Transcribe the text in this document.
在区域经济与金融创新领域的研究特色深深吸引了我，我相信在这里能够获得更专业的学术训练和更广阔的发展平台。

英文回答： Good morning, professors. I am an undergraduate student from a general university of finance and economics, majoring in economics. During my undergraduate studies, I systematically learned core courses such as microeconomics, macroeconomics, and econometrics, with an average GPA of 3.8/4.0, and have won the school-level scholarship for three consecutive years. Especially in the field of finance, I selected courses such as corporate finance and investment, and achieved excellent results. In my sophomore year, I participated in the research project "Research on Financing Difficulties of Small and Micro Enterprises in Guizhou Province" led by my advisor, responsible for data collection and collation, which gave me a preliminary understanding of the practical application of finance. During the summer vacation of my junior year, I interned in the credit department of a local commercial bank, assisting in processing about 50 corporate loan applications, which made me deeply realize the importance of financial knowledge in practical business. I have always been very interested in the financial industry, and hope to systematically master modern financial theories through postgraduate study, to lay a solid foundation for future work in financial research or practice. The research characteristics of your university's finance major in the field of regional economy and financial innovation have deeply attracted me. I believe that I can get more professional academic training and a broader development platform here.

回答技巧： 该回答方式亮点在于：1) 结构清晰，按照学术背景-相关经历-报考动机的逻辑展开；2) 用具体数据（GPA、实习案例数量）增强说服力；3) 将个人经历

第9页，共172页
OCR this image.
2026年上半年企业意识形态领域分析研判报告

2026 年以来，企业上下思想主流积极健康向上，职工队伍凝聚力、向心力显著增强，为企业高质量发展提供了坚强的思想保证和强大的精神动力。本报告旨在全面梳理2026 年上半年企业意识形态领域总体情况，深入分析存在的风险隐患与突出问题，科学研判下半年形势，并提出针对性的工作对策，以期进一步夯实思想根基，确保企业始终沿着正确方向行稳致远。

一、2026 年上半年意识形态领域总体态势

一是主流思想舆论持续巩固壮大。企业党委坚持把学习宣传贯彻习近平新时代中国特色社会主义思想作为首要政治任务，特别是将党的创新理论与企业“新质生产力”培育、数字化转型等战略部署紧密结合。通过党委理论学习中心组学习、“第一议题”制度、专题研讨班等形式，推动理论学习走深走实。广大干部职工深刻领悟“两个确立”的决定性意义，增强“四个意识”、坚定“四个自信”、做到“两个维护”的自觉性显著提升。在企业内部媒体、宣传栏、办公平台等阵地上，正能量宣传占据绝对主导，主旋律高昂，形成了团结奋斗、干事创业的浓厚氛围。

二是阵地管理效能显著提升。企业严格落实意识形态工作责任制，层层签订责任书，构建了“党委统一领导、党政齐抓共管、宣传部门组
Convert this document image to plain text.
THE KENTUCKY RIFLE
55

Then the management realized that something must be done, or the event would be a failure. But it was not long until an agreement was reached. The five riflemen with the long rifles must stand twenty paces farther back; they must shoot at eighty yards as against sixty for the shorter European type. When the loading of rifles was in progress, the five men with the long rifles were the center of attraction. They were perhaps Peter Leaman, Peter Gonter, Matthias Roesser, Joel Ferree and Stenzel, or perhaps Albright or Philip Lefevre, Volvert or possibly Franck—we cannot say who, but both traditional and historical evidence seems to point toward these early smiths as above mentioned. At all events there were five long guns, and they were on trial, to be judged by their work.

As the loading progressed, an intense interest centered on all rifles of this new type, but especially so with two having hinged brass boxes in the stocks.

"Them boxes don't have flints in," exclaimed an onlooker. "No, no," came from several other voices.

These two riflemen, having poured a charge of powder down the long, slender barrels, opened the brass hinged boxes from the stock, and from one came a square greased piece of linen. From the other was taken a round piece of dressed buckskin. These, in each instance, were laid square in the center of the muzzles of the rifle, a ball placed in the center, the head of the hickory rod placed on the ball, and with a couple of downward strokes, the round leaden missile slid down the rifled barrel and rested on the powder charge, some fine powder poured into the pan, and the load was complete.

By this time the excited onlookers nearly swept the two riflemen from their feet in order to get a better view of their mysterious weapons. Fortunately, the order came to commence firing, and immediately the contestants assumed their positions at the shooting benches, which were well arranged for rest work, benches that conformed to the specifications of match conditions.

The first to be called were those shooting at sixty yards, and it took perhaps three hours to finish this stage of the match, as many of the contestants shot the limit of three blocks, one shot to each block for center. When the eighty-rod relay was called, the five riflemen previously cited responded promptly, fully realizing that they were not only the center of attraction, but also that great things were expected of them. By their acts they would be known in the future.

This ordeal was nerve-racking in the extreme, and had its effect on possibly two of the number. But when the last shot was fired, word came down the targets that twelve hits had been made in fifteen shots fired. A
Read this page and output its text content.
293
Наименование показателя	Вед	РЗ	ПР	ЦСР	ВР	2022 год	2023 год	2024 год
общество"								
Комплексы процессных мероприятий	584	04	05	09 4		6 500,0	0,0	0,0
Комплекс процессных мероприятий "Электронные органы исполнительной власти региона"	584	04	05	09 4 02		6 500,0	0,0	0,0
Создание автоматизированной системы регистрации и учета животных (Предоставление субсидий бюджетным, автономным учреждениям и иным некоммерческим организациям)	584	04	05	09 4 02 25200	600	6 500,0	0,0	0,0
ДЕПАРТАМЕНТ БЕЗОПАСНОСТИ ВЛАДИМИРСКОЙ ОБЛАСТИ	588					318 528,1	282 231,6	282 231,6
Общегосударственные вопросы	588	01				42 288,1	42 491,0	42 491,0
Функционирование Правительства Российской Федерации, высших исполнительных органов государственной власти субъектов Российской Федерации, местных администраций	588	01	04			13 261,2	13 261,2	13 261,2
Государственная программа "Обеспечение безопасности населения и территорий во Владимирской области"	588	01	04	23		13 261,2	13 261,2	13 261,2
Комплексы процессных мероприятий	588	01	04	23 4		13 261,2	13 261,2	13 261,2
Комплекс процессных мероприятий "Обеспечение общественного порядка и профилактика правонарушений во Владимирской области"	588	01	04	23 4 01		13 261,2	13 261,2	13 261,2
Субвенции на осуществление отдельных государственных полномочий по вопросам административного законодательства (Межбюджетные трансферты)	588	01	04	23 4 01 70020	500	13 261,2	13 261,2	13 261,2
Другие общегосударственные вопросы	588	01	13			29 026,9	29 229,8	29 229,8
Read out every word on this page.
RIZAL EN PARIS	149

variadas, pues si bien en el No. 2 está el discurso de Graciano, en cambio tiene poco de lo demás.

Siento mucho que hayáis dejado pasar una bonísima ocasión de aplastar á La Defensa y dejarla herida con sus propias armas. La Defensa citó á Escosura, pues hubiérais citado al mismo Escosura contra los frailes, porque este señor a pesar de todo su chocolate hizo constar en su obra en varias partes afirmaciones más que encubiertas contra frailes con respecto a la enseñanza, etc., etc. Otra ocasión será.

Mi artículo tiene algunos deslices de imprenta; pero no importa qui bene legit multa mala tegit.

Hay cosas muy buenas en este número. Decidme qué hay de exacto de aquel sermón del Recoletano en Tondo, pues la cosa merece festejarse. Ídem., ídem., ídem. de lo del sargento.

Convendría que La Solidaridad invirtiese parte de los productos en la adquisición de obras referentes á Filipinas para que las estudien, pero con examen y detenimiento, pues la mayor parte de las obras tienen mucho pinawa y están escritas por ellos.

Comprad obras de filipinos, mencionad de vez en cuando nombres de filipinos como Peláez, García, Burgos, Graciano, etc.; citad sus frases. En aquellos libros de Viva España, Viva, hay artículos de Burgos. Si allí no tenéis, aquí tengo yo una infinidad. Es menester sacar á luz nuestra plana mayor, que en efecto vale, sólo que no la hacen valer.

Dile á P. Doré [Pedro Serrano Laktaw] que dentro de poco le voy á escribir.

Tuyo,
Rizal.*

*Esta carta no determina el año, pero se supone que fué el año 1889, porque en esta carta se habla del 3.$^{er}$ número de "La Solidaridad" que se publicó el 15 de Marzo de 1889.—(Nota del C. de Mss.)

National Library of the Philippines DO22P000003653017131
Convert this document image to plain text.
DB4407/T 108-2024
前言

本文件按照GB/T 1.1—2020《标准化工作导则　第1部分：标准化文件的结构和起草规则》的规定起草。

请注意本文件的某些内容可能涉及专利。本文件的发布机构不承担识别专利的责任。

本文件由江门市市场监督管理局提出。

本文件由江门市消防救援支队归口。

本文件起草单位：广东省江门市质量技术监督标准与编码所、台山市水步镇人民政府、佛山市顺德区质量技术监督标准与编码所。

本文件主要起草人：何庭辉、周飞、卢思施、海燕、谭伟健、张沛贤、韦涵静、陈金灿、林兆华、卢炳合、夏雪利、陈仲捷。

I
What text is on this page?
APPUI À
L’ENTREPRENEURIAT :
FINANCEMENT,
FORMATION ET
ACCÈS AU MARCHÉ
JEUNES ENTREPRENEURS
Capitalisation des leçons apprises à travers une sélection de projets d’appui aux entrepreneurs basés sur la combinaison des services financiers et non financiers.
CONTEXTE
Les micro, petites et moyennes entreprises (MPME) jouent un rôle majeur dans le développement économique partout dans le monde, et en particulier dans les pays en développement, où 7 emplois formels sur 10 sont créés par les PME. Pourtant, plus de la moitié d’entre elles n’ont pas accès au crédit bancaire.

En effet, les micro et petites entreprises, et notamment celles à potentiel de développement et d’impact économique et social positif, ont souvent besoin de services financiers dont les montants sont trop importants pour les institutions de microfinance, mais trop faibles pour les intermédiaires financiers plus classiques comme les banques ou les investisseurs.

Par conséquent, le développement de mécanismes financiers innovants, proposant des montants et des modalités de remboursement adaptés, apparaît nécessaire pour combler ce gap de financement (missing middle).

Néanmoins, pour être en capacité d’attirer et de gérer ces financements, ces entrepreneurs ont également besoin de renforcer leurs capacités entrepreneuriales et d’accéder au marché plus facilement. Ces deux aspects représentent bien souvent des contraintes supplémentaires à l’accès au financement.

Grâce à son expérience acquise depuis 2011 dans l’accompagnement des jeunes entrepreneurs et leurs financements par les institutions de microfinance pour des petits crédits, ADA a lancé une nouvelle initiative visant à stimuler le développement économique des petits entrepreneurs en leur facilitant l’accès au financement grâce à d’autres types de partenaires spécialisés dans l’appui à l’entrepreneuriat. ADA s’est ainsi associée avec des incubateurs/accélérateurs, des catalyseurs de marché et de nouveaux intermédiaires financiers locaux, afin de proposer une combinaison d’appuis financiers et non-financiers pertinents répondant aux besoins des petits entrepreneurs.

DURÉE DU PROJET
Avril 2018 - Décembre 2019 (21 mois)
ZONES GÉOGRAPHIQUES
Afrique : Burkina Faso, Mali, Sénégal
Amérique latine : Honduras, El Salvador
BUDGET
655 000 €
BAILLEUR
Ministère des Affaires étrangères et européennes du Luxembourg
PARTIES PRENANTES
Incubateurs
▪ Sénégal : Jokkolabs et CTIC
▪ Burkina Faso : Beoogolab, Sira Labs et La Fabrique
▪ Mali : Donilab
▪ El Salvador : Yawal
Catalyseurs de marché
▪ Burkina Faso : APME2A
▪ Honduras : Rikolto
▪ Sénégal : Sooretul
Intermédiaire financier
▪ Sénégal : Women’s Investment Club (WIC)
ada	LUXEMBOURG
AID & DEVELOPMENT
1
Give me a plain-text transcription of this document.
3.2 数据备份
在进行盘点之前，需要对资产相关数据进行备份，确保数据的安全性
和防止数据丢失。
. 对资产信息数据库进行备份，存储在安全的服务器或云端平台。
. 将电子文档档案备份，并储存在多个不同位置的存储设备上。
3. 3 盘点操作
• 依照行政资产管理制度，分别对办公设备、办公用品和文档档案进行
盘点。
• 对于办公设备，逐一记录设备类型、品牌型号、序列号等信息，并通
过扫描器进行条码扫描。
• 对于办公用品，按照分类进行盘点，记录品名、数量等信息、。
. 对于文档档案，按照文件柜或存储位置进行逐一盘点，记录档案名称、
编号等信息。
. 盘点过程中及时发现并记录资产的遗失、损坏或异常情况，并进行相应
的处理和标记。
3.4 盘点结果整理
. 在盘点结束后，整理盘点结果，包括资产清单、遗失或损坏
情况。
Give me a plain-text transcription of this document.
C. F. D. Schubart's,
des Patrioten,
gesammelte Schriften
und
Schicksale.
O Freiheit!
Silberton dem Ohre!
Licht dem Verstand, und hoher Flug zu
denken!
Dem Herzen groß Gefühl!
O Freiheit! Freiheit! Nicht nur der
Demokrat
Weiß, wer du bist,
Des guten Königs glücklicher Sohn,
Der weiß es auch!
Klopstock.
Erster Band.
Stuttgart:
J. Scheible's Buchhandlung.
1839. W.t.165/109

STATED TASK = Within the data above, pick out all lines holding the word "petites".

COMPLETE OUTPUT =
Les micro, petites et moyennes entreprises (MPME) jouent un rôle majeur dans le développement économique partout dans le monde, et en particulier dans les pays en développement, où 7 emplois formels sur 10 sont créés par les PME. Pourtant, plus de la moitié d’entre elles n’ont pas accès au crédit bancaire.
En effet, les micro et petites entreprises, et notamment celles à potentiel de développement et d’impact économique et social positif, ont souvent besoin de services financiers dont les montants sont trop importants pour les institutions de microfinance, mais trop faibles pour les intermédiaires financiers plus classiques comme les banques ou les investisseurs.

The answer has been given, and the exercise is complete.